─── Data excerpts ───

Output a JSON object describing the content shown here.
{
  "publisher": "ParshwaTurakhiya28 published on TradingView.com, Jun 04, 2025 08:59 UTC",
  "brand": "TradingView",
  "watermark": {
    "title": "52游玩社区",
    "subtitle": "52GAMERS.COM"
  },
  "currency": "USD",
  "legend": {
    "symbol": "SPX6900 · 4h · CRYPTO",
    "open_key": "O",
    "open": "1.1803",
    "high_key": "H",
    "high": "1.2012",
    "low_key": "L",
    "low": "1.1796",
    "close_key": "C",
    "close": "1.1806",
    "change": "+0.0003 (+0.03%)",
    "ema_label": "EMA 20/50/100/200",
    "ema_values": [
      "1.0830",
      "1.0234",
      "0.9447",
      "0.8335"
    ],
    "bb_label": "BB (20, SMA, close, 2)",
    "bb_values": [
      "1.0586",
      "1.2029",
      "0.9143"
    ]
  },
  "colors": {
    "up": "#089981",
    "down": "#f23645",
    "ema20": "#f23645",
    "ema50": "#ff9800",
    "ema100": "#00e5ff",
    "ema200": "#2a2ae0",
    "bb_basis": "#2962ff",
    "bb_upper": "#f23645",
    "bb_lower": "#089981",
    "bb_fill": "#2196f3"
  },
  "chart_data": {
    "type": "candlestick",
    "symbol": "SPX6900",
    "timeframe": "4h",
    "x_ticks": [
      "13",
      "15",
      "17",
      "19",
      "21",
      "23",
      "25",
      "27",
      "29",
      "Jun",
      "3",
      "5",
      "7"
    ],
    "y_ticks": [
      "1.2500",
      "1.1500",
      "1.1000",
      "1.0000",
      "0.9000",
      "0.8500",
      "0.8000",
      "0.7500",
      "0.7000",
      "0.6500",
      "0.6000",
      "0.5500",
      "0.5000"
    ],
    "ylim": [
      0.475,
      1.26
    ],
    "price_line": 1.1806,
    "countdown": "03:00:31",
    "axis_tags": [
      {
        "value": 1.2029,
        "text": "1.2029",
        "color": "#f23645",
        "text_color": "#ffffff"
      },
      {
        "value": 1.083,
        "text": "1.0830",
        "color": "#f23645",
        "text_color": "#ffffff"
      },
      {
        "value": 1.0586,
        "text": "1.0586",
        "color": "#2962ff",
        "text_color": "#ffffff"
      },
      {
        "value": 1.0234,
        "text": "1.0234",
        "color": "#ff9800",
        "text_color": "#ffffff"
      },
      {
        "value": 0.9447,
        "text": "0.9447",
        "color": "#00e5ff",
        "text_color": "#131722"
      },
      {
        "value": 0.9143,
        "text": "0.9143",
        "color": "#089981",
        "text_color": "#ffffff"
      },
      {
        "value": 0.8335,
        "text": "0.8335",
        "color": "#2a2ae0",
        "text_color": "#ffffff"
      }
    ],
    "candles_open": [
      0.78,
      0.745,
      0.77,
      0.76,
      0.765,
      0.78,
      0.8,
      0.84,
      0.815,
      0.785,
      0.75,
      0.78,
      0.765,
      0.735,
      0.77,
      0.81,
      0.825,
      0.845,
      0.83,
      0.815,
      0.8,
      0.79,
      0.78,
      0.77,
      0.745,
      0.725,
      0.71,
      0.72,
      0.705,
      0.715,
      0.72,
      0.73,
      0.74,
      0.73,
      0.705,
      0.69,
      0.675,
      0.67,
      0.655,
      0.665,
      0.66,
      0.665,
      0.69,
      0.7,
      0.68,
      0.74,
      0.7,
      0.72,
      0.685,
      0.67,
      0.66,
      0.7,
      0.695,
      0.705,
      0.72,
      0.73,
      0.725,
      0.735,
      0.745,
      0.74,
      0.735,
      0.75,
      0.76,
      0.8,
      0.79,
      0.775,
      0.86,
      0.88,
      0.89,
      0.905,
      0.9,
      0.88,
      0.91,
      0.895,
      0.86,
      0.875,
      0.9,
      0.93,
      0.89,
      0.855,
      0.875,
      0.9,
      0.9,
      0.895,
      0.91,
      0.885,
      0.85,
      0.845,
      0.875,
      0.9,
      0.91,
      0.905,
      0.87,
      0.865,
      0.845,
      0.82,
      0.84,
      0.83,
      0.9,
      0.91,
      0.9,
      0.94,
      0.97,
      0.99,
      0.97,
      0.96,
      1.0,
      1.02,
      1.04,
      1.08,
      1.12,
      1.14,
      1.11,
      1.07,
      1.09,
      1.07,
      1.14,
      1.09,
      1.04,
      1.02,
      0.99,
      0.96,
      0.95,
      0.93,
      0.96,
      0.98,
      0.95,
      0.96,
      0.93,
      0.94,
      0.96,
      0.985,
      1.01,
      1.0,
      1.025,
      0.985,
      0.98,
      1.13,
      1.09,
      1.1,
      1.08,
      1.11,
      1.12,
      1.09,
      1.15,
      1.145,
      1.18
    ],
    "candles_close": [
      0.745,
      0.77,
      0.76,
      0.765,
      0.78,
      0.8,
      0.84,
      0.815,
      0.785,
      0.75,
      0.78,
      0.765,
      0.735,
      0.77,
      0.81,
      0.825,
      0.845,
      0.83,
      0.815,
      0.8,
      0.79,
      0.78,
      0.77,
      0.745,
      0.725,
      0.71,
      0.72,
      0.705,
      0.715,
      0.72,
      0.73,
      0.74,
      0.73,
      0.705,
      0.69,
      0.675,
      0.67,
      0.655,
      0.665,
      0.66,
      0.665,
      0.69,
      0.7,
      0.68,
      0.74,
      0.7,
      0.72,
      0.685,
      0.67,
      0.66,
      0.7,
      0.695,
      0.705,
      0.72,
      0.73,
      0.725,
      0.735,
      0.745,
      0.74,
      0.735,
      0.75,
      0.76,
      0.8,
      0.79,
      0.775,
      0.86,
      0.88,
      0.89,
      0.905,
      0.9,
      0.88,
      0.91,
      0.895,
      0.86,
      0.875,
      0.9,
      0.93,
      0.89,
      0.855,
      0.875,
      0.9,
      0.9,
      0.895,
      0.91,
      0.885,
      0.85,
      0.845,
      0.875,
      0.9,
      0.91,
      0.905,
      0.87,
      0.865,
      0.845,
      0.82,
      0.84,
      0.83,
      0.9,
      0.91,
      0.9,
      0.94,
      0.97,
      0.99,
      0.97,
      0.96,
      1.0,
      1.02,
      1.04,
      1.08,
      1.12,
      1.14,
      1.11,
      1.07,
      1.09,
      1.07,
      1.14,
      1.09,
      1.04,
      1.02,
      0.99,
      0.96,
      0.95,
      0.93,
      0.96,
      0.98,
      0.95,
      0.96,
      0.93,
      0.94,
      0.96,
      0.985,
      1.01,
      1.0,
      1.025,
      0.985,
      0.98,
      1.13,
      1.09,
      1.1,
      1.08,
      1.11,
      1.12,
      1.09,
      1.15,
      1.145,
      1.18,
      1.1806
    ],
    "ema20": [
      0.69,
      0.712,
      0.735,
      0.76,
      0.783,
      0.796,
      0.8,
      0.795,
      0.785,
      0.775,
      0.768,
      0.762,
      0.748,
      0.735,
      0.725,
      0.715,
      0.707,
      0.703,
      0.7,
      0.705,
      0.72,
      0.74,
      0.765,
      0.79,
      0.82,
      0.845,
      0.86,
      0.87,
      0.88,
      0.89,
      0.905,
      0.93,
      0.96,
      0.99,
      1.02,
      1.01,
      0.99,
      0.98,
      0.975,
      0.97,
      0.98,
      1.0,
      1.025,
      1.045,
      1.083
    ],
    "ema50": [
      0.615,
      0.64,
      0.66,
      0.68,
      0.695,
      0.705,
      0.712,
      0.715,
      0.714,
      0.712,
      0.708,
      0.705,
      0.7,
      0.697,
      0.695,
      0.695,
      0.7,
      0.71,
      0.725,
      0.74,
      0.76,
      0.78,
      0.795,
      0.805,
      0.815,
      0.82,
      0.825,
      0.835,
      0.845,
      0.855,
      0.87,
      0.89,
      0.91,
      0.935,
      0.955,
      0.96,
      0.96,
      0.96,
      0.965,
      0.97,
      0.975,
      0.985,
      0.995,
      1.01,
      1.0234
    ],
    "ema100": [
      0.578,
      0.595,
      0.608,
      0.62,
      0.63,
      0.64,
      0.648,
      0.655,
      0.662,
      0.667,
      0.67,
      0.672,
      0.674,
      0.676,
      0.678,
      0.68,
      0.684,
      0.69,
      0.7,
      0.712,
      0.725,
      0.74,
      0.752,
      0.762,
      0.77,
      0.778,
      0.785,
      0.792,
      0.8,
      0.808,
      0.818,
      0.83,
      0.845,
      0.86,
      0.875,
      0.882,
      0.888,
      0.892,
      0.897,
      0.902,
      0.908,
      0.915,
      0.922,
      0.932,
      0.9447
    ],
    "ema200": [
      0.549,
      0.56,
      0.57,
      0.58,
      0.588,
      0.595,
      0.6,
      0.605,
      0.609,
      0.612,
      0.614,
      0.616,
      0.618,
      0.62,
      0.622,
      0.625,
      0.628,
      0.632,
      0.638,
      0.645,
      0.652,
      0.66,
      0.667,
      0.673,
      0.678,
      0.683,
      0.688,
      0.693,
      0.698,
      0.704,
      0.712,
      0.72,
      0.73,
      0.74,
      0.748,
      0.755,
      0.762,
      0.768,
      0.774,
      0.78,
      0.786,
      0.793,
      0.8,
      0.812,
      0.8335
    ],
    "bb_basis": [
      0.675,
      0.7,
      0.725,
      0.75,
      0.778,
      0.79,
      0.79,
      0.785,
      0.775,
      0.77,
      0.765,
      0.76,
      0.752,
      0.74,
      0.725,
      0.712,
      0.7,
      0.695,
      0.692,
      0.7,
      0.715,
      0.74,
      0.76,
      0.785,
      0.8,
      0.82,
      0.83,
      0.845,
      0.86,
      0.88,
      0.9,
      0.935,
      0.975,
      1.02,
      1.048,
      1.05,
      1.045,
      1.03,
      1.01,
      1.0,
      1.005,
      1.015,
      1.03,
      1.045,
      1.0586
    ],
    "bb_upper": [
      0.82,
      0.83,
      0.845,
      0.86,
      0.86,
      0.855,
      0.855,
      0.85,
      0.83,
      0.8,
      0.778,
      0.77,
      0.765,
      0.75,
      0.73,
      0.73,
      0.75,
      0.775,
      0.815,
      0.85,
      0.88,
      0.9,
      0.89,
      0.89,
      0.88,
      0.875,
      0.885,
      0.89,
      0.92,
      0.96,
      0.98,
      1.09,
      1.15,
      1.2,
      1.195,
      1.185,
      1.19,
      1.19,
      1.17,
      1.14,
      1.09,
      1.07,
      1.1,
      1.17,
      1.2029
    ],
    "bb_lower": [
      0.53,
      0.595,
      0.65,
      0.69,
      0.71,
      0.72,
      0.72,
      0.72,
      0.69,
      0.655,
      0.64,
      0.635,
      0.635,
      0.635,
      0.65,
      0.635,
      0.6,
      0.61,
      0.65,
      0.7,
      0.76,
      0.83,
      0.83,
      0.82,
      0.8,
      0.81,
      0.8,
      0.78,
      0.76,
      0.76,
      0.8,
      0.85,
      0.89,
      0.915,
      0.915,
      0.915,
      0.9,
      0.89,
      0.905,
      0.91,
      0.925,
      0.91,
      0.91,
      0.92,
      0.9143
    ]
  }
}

───

Your instructions
In the listing above, count each line that holds the string "TradingView". Give the number only.

Result of this task
2